» Description of the task
Each line of the data that includes the string "What" is to be copied out.

» Provided information
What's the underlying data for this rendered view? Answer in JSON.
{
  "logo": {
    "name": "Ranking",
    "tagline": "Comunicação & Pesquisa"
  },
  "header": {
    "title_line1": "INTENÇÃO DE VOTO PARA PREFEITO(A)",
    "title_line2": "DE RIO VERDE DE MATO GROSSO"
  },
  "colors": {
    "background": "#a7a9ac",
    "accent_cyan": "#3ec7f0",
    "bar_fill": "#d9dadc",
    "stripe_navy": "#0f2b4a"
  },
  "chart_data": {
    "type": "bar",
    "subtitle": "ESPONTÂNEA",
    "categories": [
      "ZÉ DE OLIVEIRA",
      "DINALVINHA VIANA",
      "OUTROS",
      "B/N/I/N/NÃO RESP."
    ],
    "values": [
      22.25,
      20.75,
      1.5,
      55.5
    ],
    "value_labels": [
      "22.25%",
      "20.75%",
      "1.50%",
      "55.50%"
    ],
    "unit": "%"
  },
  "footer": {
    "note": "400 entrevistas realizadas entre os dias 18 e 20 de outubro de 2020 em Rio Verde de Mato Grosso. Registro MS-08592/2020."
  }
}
--
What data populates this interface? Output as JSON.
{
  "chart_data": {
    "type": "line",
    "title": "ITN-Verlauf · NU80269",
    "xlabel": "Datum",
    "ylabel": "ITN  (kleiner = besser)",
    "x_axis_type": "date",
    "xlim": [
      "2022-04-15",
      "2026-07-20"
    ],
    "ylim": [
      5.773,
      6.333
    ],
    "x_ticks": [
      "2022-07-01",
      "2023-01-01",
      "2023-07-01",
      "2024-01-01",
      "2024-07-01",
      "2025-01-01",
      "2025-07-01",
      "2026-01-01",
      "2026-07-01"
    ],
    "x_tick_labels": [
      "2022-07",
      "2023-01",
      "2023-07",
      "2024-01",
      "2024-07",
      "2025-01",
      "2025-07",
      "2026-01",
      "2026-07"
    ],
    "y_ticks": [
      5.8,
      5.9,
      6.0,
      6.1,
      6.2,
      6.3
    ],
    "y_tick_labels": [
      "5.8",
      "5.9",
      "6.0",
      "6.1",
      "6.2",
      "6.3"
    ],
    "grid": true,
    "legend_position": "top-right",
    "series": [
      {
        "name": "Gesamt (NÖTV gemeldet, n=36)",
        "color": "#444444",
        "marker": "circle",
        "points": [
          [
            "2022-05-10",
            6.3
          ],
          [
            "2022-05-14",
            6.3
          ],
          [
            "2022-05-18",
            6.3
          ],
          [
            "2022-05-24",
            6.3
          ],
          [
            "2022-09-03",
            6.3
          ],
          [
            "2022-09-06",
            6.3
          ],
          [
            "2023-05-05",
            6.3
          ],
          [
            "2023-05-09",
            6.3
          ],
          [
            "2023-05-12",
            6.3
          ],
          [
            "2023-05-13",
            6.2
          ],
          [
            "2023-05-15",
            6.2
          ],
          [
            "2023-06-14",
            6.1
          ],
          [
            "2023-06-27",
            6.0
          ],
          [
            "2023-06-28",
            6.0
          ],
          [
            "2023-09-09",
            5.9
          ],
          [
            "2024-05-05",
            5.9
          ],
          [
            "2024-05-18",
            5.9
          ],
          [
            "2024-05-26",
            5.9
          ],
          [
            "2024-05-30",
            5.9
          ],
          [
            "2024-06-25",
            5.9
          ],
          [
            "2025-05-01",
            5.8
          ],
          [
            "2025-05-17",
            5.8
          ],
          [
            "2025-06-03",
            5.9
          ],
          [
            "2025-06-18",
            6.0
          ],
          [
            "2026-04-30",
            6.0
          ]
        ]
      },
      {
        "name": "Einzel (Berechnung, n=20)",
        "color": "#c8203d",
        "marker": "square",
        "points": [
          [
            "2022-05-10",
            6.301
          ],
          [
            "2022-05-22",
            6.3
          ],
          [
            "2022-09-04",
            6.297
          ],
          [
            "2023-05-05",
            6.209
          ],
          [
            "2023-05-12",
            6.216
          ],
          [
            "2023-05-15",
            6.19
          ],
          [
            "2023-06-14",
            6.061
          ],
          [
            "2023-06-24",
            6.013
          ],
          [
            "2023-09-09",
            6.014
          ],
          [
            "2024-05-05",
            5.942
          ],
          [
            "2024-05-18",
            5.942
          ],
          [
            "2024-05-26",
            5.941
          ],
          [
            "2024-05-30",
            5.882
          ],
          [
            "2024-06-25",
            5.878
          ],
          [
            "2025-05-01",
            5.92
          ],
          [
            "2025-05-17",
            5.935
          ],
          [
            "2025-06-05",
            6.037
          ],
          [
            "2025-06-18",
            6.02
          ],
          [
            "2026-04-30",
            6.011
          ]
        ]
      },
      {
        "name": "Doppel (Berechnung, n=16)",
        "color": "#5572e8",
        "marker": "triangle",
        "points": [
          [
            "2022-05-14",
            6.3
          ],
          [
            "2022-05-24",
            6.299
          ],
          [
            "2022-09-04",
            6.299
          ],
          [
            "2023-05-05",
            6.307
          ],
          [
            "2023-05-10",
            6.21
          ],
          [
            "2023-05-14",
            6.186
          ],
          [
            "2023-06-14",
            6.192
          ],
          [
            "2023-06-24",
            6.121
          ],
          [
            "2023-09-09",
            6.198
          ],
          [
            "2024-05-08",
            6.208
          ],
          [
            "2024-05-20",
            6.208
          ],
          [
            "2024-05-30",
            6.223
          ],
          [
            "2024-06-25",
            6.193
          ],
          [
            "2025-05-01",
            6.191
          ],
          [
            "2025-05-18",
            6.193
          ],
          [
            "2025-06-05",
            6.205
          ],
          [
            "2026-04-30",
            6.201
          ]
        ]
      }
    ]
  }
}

» Response
What's the underlying data for this rendered view? Answer in JSON.
What data populates this interface? Output as JSON.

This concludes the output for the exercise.